- Instructions to follow:
Reproduce every line of the records below verbatim, keeping their original order and making no changes.

- Materials provided:
————————
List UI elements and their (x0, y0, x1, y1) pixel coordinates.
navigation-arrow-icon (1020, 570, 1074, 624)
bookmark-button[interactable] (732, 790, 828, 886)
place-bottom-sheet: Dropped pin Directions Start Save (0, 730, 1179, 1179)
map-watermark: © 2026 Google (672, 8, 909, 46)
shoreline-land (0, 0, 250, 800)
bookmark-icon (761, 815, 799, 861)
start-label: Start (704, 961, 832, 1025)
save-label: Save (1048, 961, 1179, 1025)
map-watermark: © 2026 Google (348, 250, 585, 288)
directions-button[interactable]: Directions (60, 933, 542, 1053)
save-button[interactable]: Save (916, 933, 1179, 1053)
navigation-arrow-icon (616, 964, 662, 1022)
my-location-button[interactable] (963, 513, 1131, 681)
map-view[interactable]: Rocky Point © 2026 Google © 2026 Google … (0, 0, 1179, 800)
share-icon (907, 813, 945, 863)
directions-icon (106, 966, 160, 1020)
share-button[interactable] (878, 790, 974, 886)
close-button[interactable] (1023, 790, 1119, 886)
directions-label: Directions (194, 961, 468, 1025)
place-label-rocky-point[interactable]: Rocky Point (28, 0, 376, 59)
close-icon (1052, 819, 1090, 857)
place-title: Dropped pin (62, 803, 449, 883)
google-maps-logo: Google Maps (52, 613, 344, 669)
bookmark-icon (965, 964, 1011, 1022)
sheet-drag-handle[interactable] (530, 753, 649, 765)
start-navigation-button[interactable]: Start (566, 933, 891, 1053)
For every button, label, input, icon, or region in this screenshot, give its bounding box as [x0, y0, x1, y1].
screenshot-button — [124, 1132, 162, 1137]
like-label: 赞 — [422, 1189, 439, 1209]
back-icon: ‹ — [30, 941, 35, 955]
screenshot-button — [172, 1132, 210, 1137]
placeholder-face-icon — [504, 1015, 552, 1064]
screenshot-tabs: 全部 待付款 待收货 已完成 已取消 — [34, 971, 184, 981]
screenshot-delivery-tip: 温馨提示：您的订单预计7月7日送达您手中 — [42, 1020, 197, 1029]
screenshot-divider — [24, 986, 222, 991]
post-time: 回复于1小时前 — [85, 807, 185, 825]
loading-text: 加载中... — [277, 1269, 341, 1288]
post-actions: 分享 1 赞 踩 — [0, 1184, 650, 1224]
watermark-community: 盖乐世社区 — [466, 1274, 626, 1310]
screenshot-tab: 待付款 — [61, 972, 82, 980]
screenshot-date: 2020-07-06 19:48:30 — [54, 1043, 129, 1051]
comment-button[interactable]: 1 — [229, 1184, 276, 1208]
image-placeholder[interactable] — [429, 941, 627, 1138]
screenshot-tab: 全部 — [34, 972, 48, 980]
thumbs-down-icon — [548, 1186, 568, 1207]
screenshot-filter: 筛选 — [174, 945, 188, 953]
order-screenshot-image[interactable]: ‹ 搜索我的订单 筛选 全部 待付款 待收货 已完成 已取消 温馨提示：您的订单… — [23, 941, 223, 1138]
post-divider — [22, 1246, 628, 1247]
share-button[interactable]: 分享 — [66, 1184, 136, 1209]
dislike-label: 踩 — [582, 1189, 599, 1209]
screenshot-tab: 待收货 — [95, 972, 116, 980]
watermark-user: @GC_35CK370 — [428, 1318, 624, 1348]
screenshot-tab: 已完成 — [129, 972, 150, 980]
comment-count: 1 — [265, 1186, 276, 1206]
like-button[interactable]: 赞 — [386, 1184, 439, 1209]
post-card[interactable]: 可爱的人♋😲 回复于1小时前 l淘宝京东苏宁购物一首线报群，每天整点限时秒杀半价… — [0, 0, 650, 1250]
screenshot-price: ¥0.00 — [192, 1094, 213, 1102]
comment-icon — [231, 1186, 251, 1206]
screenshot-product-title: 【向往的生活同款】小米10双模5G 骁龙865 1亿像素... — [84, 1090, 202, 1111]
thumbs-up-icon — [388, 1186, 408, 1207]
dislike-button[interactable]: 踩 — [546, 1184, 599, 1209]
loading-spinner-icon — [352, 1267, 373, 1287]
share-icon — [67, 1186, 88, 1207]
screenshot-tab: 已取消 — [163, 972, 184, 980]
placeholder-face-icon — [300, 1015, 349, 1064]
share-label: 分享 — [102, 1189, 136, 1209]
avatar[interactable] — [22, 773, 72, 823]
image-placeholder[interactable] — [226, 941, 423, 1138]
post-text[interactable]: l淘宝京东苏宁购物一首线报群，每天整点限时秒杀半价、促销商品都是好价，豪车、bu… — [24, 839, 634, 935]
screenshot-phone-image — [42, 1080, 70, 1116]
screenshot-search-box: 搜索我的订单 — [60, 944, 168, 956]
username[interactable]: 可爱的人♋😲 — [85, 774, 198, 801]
————————
- The output:
List UI elements and their (x0, y0, x1, y1) pixel coordinates.
navigation-arrow-icon (1020, 570, 1074, 624)
bookmark-button[interactable] (732, 790, 828, 886)
place-bottom-sheet: Dropped pin Directions Start Save (0, 730, 1179, 1179)
map-watermark: © 2026 Google (672, 8, 909, 46)
shoreline-land (0, 0, 250, 800)
bookmark-icon (761, 815, 799, 861)
start-label: Start (704, 961, 832, 1025)
save-label: Save (1048, 961, 1179, 1025)
map-watermark: © 2026 Google (348, 250, 585, 288)
directions-button[interactable]: Directions (60, 933, 542, 1053)
save-button[interactable]: Save (916, 933, 1179, 1053)
navigation-arrow-icon (616, 964, 662, 1022)
my-location-button[interactable] (963, 513, 1131, 681)
map-view[interactable]: Rocky Point © 2026 Google © 2026 Google … (0, 0, 1179, 800)
share-icon (907, 813, 945, 863)
directions-icon (106, 966, 160, 1020)
share-button[interactable] (878, 790, 974, 886)
close-button[interactable] (1023, 790, 1119, 886)
directions-label: Directions (194, 961, 468, 1025)
place-label-rocky-point[interactable]: Rocky Point (28, 0, 376, 59)
close-icon (1052, 819, 1090, 857)
place-title: Dropped pin (62, 803, 449, 883)
google-maps-logo: Google Maps (52, 613, 344, 669)
bookmark-icon (965, 964, 1011, 1022)
sheet-drag-handle[interactable] (530, 753, 649, 765)
start-navigation-button[interactable]: Start (566, 933, 891, 1053)
For every button, label, input, icon, or region in this screenshot, give its bounding box as [x0, y0, x1, y1].
screenshot-button — [124, 1132, 162, 1137]
like-label: 赞 — [422, 1189, 439, 1209]
back-icon: ‹ — [30, 941, 35, 955]
screenshot-button — [172, 1132, 210, 1137]
placeholder-face-icon — [504, 1015, 552, 1064]
screenshot-tabs: 全部 待付款 待收货 已完成 已取消 — [34, 971, 184, 981]
screenshot-delivery-tip: 温馨提示：您的订单预计7月7日送达您手中 — [42, 1020, 197, 1029]
screenshot-divider — [24, 986, 222, 991]
post-time: 回复于1小时前 — [85, 807, 185, 825]
loading-text: 加载中... — [277, 1269, 341, 1288]
post-actions: 分享 1 赞 踩 — [0, 1184, 650, 1224]
watermark-community: 盖乐世社区 — [466, 1274, 626, 1310]
screenshot-tab: 待付款 — [61, 972, 82, 980]
screenshot-date: 2020-07-06 19:48:30 — [54, 1043, 129, 1051]
comment-button[interactable]: 1 — [229, 1184, 276, 1208]
image-placeholder[interactable] — [429, 941, 627, 1138]
screenshot-tab: 全部 — [34, 972, 48, 980]
thumbs-down-icon — [548, 1186, 568, 1207]
screenshot-filter: 筛选 — [174, 945, 188, 953]
order-screenshot-image[interactable]: ‹ 搜索我的订单 筛选 全部 待付款 待收货 已完成 已取消 温馨提示：您的订单… — [23, 941, 223, 1138]
post-divider — [22, 1246, 628, 1247]
share-button[interactable]: 分享 — [66, 1184, 136, 1209]
dislike-label: 踩 — [582, 1189, 599, 1209]
screenshot-tab: 待收货 — [95, 972, 116, 980]
watermark-user: @GC_35CK370 — [428, 1318, 624, 1348]
screenshot-tab: 已完成 — [129, 972, 150, 980]
comment-count: 1 — [265, 1186, 276, 1206]
like-button[interactable]: 赞 — [386, 1184, 439, 1209]
post-card[interactable]: 可爱的人♋😲 回复于1小时前 l淘宝京东苏宁购物一首线报群，每天整点限时秒杀半价… — [0, 0, 650, 1250]
screenshot-price: ¥0.00 — [192, 1094, 213, 1102]
comment-icon — [231, 1186, 251, 1206]
screenshot-product-title: 【向往的生活同款】小米10双模5G 骁龙865 1亿像素... — [84, 1090, 202, 1111]
thumbs-up-icon — [388, 1186, 408, 1207]
dislike-button[interactable]: 踩 — [546, 1184, 599, 1209]
loading-spinner-icon — [352, 1267, 373, 1287]
share-icon — [67, 1186, 88, 1207]
screenshot-tab: 已取消 — [163, 972, 184, 980]
placeholder-face-icon — [300, 1015, 349, 1064]
share-label: 分享 — [102, 1189, 136, 1209]
avatar[interactable] — [22, 773, 72, 823]
image-placeholder[interactable] — [226, 941, 423, 1138]
post-text[interactable]: l淘宝京东苏宁购物一首线报群，每天整点限时秒杀半价、促销商品都是好价，豪车、bu… — [24, 839, 634, 935]
screenshot-phone-image — [42, 1080, 70, 1116]
screenshot-search-box: 搜索我的订单 — [60, 944, 168, 956]
username[interactable]: 可爱的人♋😲 — [85, 774, 198, 801]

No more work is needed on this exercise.